-- begin INPUT --

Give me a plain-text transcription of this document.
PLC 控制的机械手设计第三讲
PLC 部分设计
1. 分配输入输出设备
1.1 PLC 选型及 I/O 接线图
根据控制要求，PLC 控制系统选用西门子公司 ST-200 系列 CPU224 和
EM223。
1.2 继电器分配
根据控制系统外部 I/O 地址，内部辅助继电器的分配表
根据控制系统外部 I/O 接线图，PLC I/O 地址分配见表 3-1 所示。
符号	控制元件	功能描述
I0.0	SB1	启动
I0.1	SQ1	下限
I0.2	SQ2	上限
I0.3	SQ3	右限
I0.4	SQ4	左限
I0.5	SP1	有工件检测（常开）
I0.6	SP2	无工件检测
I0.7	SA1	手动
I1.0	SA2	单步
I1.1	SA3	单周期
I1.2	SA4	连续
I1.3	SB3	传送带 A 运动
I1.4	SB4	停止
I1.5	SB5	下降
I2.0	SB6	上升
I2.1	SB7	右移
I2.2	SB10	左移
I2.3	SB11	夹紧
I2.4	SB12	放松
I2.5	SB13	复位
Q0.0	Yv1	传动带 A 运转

-- end INPUT --

**AIM OF THE EXERCISE**: Search the lines above for the string "根据控制系统外部" and copy each line that has it.

**FULL SOLUTION**:
根据控制系统外部 I/O 地址，内部辅助继电器的分配表
根据控制系统外部 I/O 接线图，PLC I/O 地址分配见表 3-1 所示。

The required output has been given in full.